- **DATA ENTRIES**:
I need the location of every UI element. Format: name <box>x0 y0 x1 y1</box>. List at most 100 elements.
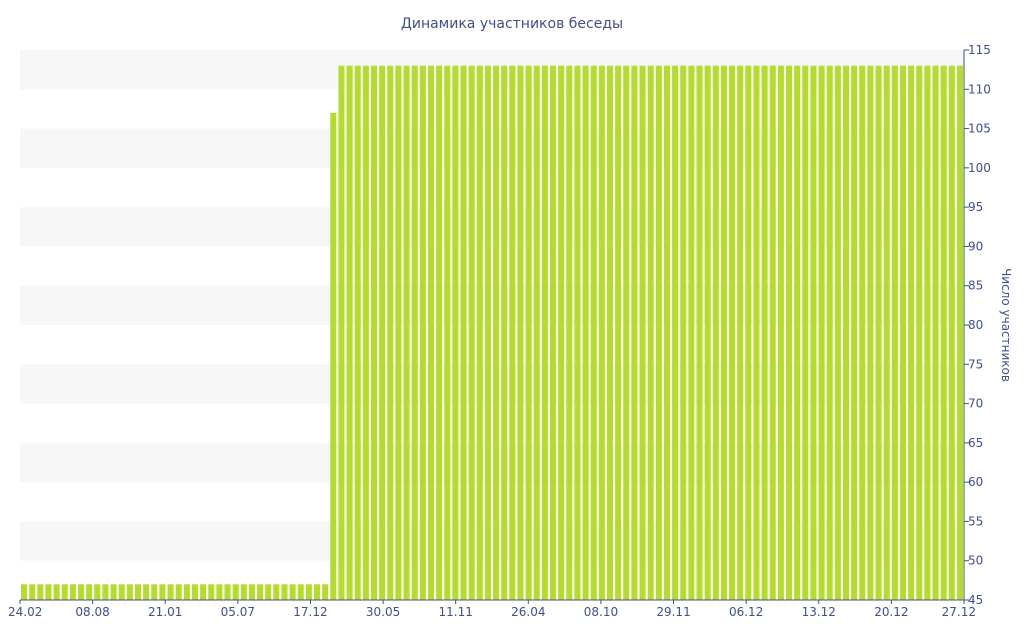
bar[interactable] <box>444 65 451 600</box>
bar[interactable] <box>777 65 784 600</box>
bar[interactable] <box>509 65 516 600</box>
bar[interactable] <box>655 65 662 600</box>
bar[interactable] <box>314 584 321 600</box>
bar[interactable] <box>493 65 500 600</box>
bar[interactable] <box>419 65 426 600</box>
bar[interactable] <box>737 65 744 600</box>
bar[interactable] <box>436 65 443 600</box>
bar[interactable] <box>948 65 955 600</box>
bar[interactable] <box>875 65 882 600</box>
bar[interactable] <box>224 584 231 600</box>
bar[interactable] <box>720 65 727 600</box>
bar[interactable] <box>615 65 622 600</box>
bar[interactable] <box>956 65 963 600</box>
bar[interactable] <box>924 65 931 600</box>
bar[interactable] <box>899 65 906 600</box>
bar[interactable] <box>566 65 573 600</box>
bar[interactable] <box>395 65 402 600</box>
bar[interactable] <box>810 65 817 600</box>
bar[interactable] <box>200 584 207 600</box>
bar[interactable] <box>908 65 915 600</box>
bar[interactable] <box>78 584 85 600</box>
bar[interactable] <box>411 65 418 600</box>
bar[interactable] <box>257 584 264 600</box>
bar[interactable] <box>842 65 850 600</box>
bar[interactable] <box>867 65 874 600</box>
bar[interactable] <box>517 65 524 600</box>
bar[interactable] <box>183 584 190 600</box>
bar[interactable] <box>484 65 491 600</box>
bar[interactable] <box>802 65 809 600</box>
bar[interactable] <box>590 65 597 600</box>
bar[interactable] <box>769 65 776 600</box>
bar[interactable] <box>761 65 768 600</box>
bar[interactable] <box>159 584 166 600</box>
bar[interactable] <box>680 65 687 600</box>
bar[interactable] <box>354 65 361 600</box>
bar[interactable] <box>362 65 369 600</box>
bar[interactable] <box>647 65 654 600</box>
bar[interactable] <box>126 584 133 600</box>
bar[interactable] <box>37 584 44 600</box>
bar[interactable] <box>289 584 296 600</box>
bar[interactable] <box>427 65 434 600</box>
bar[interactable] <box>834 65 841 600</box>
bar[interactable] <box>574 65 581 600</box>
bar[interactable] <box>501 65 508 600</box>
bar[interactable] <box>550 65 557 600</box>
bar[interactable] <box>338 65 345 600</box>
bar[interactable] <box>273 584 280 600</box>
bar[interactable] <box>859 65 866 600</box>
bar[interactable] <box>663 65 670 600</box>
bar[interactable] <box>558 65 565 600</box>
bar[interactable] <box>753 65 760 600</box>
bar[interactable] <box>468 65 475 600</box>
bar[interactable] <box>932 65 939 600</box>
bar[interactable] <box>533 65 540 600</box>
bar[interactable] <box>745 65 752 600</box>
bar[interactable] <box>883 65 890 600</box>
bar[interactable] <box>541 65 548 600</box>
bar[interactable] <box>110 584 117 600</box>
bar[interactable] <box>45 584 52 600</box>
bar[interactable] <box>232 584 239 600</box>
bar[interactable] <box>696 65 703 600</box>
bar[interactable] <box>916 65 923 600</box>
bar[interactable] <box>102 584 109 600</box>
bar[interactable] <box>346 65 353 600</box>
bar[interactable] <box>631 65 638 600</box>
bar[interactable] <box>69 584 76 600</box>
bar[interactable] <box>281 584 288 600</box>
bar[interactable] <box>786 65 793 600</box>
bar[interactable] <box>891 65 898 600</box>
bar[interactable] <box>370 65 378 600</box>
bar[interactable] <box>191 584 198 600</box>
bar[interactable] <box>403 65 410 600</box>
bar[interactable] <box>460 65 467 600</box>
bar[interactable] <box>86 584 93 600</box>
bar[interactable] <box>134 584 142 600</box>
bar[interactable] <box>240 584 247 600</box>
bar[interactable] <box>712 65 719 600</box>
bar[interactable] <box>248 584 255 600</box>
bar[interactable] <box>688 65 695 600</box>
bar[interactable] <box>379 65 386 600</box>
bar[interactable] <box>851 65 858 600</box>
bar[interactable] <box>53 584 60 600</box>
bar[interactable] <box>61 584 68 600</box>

- **YOUR TASK**:
Print all of the data above line for line, without changing anything, and omit the pictures.

- **TASK SOLUTION**:
I need the location of every UI element. Format: name <box>x0 y0 x1 y1</box>. List at most 100 elements.
bar[interactable] <box>444 65 451 600</box>
bar[interactable] <box>777 65 784 600</box>
bar[interactable] <box>509 65 516 600</box>
bar[interactable] <box>655 65 662 600</box>
bar[interactable] <box>314 584 321 600</box>
bar[interactable] <box>493 65 500 600</box>
bar[interactable] <box>419 65 426 600</box>
bar[interactable] <box>737 65 744 600</box>
bar[interactable] <box>436 65 443 600</box>
bar[interactable] <box>948 65 955 600</box>
bar[interactable] <box>875 65 882 600</box>
bar[interactable] <box>224 584 231 600</box>
bar[interactable] <box>720 65 727 600</box>
bar[interactable] <box>615 65 622 600</box>
bar[interactable] <box>956 65 963 600</box>
bar[interactable] <box>924 65 931 600</box>
bar[interactable] <box>899 65 906 600</box>
bar[interactable] <box>566 65 573 600</box>
bar[interactable] <box>395 65 402 600</box>
bar[interactable] <box>810 65 817 600</box>
bar[interactable] <box>200 584 207 600</box>
bar[interactable] <box>908 65 915 600</box>
bar[interactable] <box>78 584 85 600</box>
bar[interactable] <box>411 65 418 600</box>
bar[interactable] <box>257 584 264 600</box>
bar[interactable] <box>842 65 850 600</box>
bar[interactable] <box>867 65 874 600</box>
bar[interactable] <box>517 65 524 600</box>
bar[interactable] <box>183 584 190 600</box>
bar[interactable] <box>484 65 491 600</box>
bar[interactable] <box>802 65 809 600</box>
bar[interactable] <box>590 65 597 600</box>
bar[interactable] <box>769 65 776 600</box>
bar[interactable] <box>761 65 768 600</box>
bar[interactable] <box>159 584 166 600</box>
bar[interactable] <box>680 65 687 600</box>
bar[interactable] <box>354 65 361 600</box>
bar[interactable] <box>362 65 369 600</box>
bar[interactable] <box>647 65 654 600</box>
bar[interactable] <box>126 584 133 600</box>
bar[interactable] <box>37 584 44 600</box>
bar[interactable] <box>289 584 296 600</box>
bar[interactable] <box>427 65 434 600</box>
bar[interactable] <box>834 65 841 600</box>
bar[interactable] <box>574 65 581 600</box>
bar[interactable] <box>501 65 508 600</box>
bar[interactable] <box>550 65 557 600</box>
bar[interactable] <box>338 65 345 600</box>
bar[interactable] <box>273 584 280 600</box>
bar[interactable] <box>859 65 866 600</box>
bar[interactable] <box>663 65 670 600</box>
bar[interactable] <box>558 65 565 600</box>
bar[interactable] <box>753 65 760 600</box>
bar[interactable] <box>468 65 475 600</box>
bar[interactable] <box>932 65 939 600</box>
bar[interactable] <box>533 65 540 600</box>
bar[interactable] <box>745 65 752 600</box>
bar[interactable] <box>883 65 890 600</box>
bar[interactable] <box>541 65 548 600</box>
bar[interactable] <box>110 584 117 600</box>
bar[interactable] <box>45 584 52 600</box>
bar[interactable] <box>232 584 239 600</box>
bar[interactable] <box>696 65 703 600</box>
bar[interactable] <box>916 65 923 600</box>
bar[interactable] <box>102 584 109 600</box>
bar[interactable] <box>346 65 353 600</box>
bar[interactable] <box>631 65 638 600</box>
bar[interactable] <box>69 584 76 600</box>
bar[interactable] <box>281 584 288 600</box>
bar[interactable] <box>786 65 793 600</box>
bar[interactable] <box>891 65 898 600</box>
bar[interactable] <box>370 65 378 600</box>
bar[interactable] <box>191 584 198 600</box>
bar[interactable] <box>403 65 410 600</box>
bar[interactable] <box>460 65 467 600</box>
bar[interactable] <box>86 584 93 600</box>
bar[interactable] <box>134 584 142 600</box>
bar[interactable] <box>240 584 247 600</box>
bar[interactable] <box>712 65 719 600</box>
bar[interactable] <box>248 584 255 600</box>
bar[interactable] <box>688 65 695 600</box>
bar[interactable] <box>379 65 386 600</box>
bar[interactable] <box>851 65 858 600</box>
bar[interactable] <box>53 584 60 600</box>
bar[interactable] <box>61 584 68 600</box>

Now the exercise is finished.